All of the material below is to be returned exactly.

+++ SUPPLIED DATA +++

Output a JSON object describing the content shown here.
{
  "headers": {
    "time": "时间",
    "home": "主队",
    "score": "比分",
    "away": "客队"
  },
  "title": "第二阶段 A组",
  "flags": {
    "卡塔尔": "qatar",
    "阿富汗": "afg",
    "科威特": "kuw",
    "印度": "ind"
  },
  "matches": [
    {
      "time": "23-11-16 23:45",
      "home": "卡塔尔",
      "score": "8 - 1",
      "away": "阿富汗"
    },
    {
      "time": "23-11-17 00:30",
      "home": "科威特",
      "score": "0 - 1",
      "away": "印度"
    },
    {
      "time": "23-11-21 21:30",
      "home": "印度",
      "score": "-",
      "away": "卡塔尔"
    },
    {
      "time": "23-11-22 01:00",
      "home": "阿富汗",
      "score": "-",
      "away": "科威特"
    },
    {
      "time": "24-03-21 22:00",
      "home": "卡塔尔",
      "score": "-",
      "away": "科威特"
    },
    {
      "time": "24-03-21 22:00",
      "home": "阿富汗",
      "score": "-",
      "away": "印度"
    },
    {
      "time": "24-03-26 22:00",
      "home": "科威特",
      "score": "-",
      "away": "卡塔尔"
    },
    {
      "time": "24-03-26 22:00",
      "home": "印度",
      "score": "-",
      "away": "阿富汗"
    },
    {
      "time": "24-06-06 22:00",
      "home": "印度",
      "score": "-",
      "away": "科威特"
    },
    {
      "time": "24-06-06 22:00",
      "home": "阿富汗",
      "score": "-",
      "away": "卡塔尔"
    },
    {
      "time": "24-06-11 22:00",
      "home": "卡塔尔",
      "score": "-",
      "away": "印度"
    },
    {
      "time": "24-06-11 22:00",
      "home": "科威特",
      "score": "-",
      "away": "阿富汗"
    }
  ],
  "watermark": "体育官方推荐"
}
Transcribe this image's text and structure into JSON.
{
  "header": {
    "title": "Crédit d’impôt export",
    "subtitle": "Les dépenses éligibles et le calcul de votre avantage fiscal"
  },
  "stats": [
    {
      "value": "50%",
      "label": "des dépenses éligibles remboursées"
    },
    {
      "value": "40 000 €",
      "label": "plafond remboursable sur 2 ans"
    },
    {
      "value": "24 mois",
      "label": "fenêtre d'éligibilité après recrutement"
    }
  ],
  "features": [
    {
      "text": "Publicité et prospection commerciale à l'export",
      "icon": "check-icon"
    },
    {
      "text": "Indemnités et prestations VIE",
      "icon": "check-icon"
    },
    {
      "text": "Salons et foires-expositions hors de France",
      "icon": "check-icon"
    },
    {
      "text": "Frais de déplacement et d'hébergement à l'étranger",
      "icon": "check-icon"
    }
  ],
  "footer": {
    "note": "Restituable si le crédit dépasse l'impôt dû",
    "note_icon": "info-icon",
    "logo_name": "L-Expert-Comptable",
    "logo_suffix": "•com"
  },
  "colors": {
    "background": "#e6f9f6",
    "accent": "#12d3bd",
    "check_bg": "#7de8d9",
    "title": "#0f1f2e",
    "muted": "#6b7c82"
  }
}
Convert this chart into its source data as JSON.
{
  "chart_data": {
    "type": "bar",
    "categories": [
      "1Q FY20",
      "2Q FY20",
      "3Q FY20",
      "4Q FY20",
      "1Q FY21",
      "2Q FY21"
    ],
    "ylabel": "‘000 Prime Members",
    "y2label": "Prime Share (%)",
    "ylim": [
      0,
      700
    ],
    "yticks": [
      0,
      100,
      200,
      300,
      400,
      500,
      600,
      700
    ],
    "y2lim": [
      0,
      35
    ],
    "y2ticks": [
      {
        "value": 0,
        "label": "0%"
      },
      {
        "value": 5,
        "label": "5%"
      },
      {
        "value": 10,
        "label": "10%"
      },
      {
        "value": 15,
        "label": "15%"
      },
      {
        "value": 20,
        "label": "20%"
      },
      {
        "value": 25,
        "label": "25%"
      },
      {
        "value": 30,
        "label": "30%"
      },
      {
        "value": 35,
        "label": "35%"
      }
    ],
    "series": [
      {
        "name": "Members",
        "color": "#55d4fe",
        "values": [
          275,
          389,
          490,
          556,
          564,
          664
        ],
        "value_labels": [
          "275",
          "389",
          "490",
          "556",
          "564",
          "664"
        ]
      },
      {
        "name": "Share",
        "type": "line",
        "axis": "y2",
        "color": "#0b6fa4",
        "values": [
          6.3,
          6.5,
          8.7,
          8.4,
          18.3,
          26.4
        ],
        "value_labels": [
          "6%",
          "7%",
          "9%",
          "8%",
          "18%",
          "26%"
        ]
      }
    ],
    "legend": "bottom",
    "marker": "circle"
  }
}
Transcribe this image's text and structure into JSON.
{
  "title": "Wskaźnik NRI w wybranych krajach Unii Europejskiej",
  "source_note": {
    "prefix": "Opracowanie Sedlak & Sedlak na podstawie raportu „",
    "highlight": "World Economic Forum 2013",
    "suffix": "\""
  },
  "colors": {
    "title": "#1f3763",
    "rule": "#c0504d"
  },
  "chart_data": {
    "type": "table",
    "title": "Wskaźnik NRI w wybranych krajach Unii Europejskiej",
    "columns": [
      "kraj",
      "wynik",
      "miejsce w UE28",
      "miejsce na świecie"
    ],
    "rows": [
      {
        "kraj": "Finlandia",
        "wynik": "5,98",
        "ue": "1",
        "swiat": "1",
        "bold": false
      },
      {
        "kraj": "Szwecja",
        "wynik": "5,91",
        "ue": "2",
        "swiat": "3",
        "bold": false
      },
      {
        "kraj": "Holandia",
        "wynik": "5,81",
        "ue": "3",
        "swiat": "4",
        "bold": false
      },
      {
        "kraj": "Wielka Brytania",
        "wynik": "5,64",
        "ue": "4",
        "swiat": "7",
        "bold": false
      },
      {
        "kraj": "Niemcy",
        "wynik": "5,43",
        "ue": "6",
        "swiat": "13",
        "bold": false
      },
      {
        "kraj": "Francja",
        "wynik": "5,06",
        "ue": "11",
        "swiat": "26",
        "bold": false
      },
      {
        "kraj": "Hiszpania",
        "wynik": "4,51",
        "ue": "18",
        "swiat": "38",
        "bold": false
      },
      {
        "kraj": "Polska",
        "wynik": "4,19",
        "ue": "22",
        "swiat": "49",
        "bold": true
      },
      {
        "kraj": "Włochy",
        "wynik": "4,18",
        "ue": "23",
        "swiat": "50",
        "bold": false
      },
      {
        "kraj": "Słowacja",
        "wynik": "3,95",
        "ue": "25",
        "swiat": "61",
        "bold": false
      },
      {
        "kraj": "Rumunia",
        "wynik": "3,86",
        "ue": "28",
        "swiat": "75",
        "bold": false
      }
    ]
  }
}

+++

*PROBLEM SOLUTION*:
Output a JSON object describing the content shown here.
{
  "headers": {
    "time": "时间",
    "home": "主队",
    "score": "比分",
    "away": "客队"
  },
  "title": "第二阶段 A组",
  "flags": {
    "卡塔尔": "qatar",
    "阿富汗": "afg",
    "科威特": "kuw",
    "印度": "ind"
  },
  "matches": [
    {
      "time": "23-11-16 23:45",
      "home": "卡塔尔",
      "score": "8 - 1",
      "away": "阿富汗"
    },
    {
      "time": "23-11-17 00:30",
      "home": "科威特",
      "score": "0 - 1",
      "away": "印度"
    },
    {
      "time": "23-11-21 21:30",
      "home": "印度",
      "score": "-",
      "away": "卡塔尔"
    },
    {
      "time": "23-11-22 01:00",
      "home": "阿富汗",
      "score": "-",
      "away": "科威特"
    },
    {
      "time": "24-03-21 22:00",
      "home": "卡塔尔",
      "score": "-",
      "away": "科威特"
    },
    {
      "time": "24-03-21 22:00",
      "home": "阿富汗",
      "score": "-",
      "away": "印度"
    },
    {
      "time": "24-03-26 22:00",
      "home": "科威特",
      "score": "-",
      "away": "卡塔尔"
    },
    {
      "time": "24-03-26 22:00",
      "home": "印度",
      "score": "-",
      "away": "阿富汗"
    },
    {
      "time": "24-06-06 22:00",
      "home": "印度",
      "score": "-",
      "away": "科威特"
    },
    {
      "time": "24-06-06 22:00",
      "home": "阿富汗",
      "score": "-",
      "away": "卡塔尔"
    },
    {
      "time": "24-06-11 22:00",
      "home": "卡塔尔",
      "score": "-",
      "away": "印度"
    },
    {
      "time": "24-06-11 22:00",
      "home": "科威特",
      "score": "-",
      "away": "阿富汗"
    }
  ],
  "watermark": "体育官方推荐"
}
Transcribe this image's text and structure into JSON.
{
  "header": {
    "title": "Crédit d’impôt export",
    "subtitle": "Les dépenses éligibles et le calcul de votre avantage fiscal"
  },
  "stats": [
    {
      "value": "50%",
      "label": "des dépenses éligibles remboursées"
    },
    {
      "value": "40 000 €",
      "label": "plafond remboursable sur 2 ans"
    },
    {
      "value": "24 mois",
      "label": "fenêtre d'éligibilité après recrutement"
    }
  ],
  "features": [
    {
      "text": "Publicité et prospection commerciale à l'export",
      "icon": "check-icon"
    },
    {
      "text": "Indemnités et prestations VIE",
      "icon": "check-icon"
    },
    {
      "text": "Salons et foires-expositions hors de France",
      "icon": "check-icon"
    },
    {
      "text": "Frais de déplacement et d'hébergement à l'étranger",
      "icon": "check-icon"
    }
  ],
  "footer": {
    "note": "Restituable si le crédit dépasse l'impôt dû",
    "note_icon": "info-icon",
    "logo_name": "L-Expert-Comptable",
    "logo_suffix": "•com"
  },
  "colors": {
    "background": "#e6f9f6",
    "accent": "#12d3bd",
    "check_bg": "#7de8d9",
    "title": "#0f1f2e",
    "muted": "#6b7c82"
  }
}
Convert this chart into its source data as JSON.
{
  "chart_data": {
    "type": "bar",
    "categories": [
      "1Q FY20",
      "2Q FY20",
      "3Q FY20",
      "4Q FY20",
      "1Q FY21",
      "2Q FY21"
    ],
    "ylabel": "‘000 Prime Members",
    "y2label": "Prime Share (%)",
    "ylim": [
      0,
      700
    ],
    "yticks": [
      0,
      100,
      200,
      300,
      400,
      500,
      600,
      700
    ],
    "y2lim": [
      0,
      35
    ],
    "y2ticks": [
      {
        "value": 0,
        "label": "0%"
      },
      {
        "value": 5,
        "label": "5%"
      },
      {
        "value": 10,
        "label": "10%"
      },
      {
        "value": 15,
        "label": "15%"
      },
      {
        "value": 20,
        "label": "20%"
      },
      {
        "value": 25,
        "label": "25%"
      },
      {
        "value": 30,
        "label": "30%"
      },
      {
        "value": 35,
        "label": "35%"
      }
    ],
    "series": [
      {
        "name": "Members",
        "color": "#55d4fe",
        "values": [
          275,
          389,
          490,
          556,
          564,
          664
        ],
        "value_labels": [
          "275",
          "389",
          "490",
          "556",
          "564",
          "664"
        ]
      },
      {
        "name": "Share",
        "type": "line",
        "axis": "y2",
        "color": "#0b6fa4",
        "values": [
          6.3,
          6.5,
          8.7,
          8.4,
          18.3,
          26.4
        ],
        "value_labels": [
          "6%",
          "7%",
          "9%",
          "8%",
          "18%",
          "26%"
        ]
      }
    ],
    "legend": "bottom",
    "marker": "circle"
  }
}
Transcribe this image's text and structure into JSON.
{
  "title": "Wskaźnik NRI w wybranych krajach Unii Europejskiej",
  "source_note": {
    "prefix": "Opracowanie Sedlak & Sedlak na podstawie raportu „",
    "highlight": "World Economic Forum 2013",
    "suffix": "\""
  },
  "colors": {
    "title": "#1f3763",
    "rule": "#c0504d"
  },
  "chart_data": {
    "type": "table",
    "title": "Wskaźnik NRI w wybranych krajach Unii Europejskiej",
    "columns": [
      "kraj",
      "wynik",
      "miejsce w UE28",
      "miejsce na świecie"
    ],
    "rows": [
      {
        "kraj": "Finlandia",
        "wynik": "5,98",
        "ue": "1",
        "swiat": "1",
        "bold": false
      },
      {
        "kraj": "Szwecja",
        "wynik": "5,91",
        "ue": "2",
        "swiat": "3",
        "bold": false
      },
      {
        "kraj": "Holandia",
        "wynik": "5,81",
        "ue": "3",
        "swiat": "4",
        "bold": false
      },
      {
        "kraj": "Wielka Brytania",
        "wynik": "5,64",
        "ue": "4",
        "swiat": "7",
        "bold": false
      },
      {
        "kraj": "Niemcy",
        "wynik": "5,43",
        "ue": "6",
        "swiat": "13",
        "bold": false
      },
      {
        "kraj": "Francja",
        "wynik": "5,06",
        "ue": "11",
        "swiat": "26",
        "bold": false
      },
      {
        "kraj": "Hiszpania",
        "wynik": "4,51",
        "ue": "18",
        "swiat": "38",
        "bold": false
      },
      {
        "kraj": "Polska",
        "wynik": "4,19",
        "ue": "22",
        "swiat": "49",
        "bold": true
      },
      {
        "kraj": "Włochy",
        "wynik": "4,18",
        "ue": "23",
        "swiat": "50",
        "bold": false
      },
      {
        "kraj": "Słowacja",
        "wynik": "3,95",
        "ue": "25",
        "swiat": "61",
        "bold": false
      },
      {
        "kraj": "Rumunia",
        "wynik": "3,86",
        "ue": "28",
        "swiat": "75",
        "bold": false
      }
    ]
  }
}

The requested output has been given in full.